__Stated task__
Write out the material exactly, with the pictures left out.

+ + + + + + +

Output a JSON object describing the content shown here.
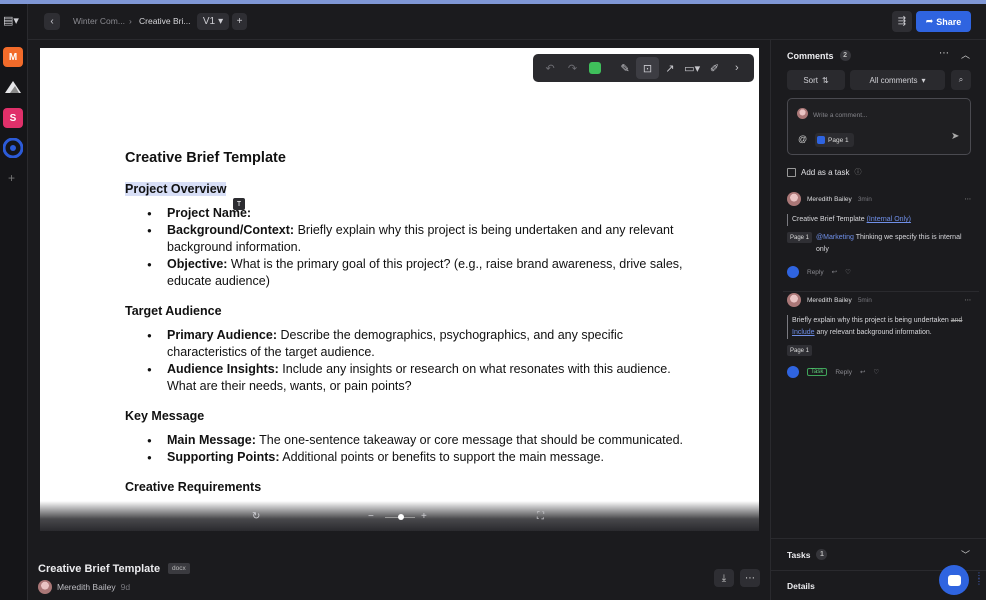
{
  "rail": {
    "workspaces": [
      {
        "letter": "M",
        "color": "#f26b2a"
      },
      {
        "letter": "",
        "color": "#2a2a2e"
      },
      {
        "letter": "S",
        "color": "#e0306a"
      },
      {
        "letter": "",
        "color": "#2c5bd8"
      }
    ],
    "add": "+"
  },
  "header": {
    "breadcrumbs": [
      "Winter Com...",
      "Creative Bri..."
    ],
    "version": "V1",
    "share_label": "Share"
  },
  "toolbar": {
    "icons": [
      "undo-icon",
      "redo-icon",
      "color-swatch-icon",
      "pin-icon",
      "focus-icon",
      "arrow-icon",
      "rectangle-icon",
      "pen-icon",
      "chevron-right-icon"
    ]
  },
  "document": {
    "title": "Creative Brief Template",
    "sections": [
      {
        "heading": "Project Overview",
        "items": [
          {
            "label": "Project Name:",
            "text": ""
          },
          {
            "label": "Background/Context:",
            "text": " Briefly explain why this project is being undertaken and any relevant background information."
          },
          {
            "label": "Objective:",
            "text": " What is the primary goal of this project? (e.g., raise brand awareness, drive sales, educate audience)"
          }
        ]
      },
      {
        "heading": "Target Audience",
        "items": [
          {
            "label": "Primary Audience:",
            "text": " Describe the demographics, psychographics, and any specific characteristics of the target audience."
          },
          {
            "label": "Audience Insights:",
            "text": " Include any insights or research on what resonates with this audience. What are their needs, wants, or pain points?"
          }
        ]
      },
      {
        "heading": "Key Message",
        "items": [
          {
            "label": "Main Message:",
            "text": " The one-sentence takeaway or core message that should be communicated."
          },
          {
            "label": "Supporting Points:",
            "text": " Additional points or benefits to support the main message."
          }
        ]
      }
    ],
    "next_heading_partial": "Creative Requirements"
  },
  "file": {
    "name": "Creative Brief Template",
    "ext": "docx",
    "owner": "Meredith Bailey",
    "ago": "9d"
  },
  "panel": {
    "title": "Comments",
    "count": "2",
    "sort_label": "Sort",
    "filter_label": "All comments",
    "composer_placeholder": "Write a comment...",
    "at": "@",
    "page_chip": "Page 1",
    "add_task_label": "Add as a task",
    "comments": [
      {
        "author": "Meredith Bailey",
        "time": "3min",
        "quote_text": "Creative Brief Template ",
        "quote_link": "(Internal Only)",
        "page": "Page 1",
        "mention": "@Marketing",
        "body": " Thinking we specify this is internal only",
        "reply": "Reply"
      },
      {
        "author": "Meredith Bailey",
        "time": "5min",
        "quote_a": "Briefly explain why this project is being undertaken ",
        "quote_strike": "and",
        "quote_link": " Include",
        "quote_b": " any relevant background information.",
        "page": "Page 1",
        "task": "Task",
        "reply": "Reply"
      }
    ],
    "tasks_label": "Tasks",
    "tasks_count": "1",
    "details_label": "Details"
  }
}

+ + + + + + +

__Full response__
Output a JSON object describing the content shown here.
{
  "rail": {
    "workspaces": [
      {
        "letter": "M",
        "color": "#f26b2a"
      },
      {
        "letter": "",
        "color": "#2a2a2e"
      },
      {
        "letter": "S",
        "color": "#e0306a"
      },
      {
        "letter": "",
        "color": "#2c5bd8"
      }
    ],
    "add": "+"
  },
  "header": {
    "breadcrumbs": [
      "Winter Com...",
      "Creative Bri..."
    ],
    "version": "V1",
    "share_label": "Share"
  },
  "toolbar": {
    "icons": [
      "undo-icon",
      "redo-icon",
      "color-swatch-icon",
      "pin-icon",
      "focus-icon",
      "arrow-icon",
      "rectangle-icon",
      "pen-icon",
      "chevron-right-icon"
    ]
  },
  "document": {
    "title": "Creative Brief Template",
    "sections": [
      {
        "heading": "Project Overview",
        "items": [
          {
            "label": "Project Name:",
            "text": ""
          },
          {
            "label": "Background/Context:",
            "text": " Briefly explain why this project is being undertaken and any relevant background information."
          },
          {
            "label": "Objective:",
            "text": " What is the primary goal of this project? (e.g., raise brand awareness, drive sales, educate audience)"
          }
        ]
      },
      {
        "heading": "Target Audience",
        "items": [
          {
            "label": "Primary Audience:",
            "text": " Describe the demographics, psychographics, and any specific characteristics of the target audience."
          },
          {
            "label": "Audience Insights:",
            "text": " Include any insights or research on what resonates with this audience. What are their needs, wants, or pain points?"
          }
        ]
      },
      {
        "heading": "Key Message",
        "items": [
          {
            "label": "Main Message:",
            "text": " The one-sentence takeaway or core message that should be communicated."
          },
          {
            "label": "Supporting Points:",
            "text": " Additional points or benefits to support the main message."
          }
        ]
      }
    ],
    "next_heading_partial": "Creative Requirements"
  },
  "file": {
    "name": "Creative Brief Template",
    "ext": "docx",
    "owner": "Meredith Bailey",
    "ago": "9d"
  },
  "panel": {
    "title": "Comments",
    "count": "2",
    "sort_label": "Sort",
    "filter_label": "All comments",
    "composer_placeholder": "Write a comment...",
    "at": "@",
    "page_chip": "Page 1",
    "add_task_label": "Add as a task",
    "comments": [
      {
        "author": "Meredith Bailey",
        "time": "3min",
        "quote_text": "Creative Brief Template ",
        "quote_link": "(Internal Only)",
        "page": "Page 1",
        "mention": "@Marketing",
        "body": " Thinking we specify this is internal only",
        "reply": "Reply"
      },
      {
        "author": "Meredith Bailey",
        "time": "5min",
        "quote_a": "Briefly explain why this project is being undertaken ",
        "quote_strike": "and",
        "quote_link": " Include",
        "quote_b": " any relevant background information.",
        "page": "Page 1",
        "task": "Task",
        "reply": "Reply"
      }
    ],
    "tasks_label": "Tasks",
    "tasks_count": "1",
    "details_label": "Details"
  }
}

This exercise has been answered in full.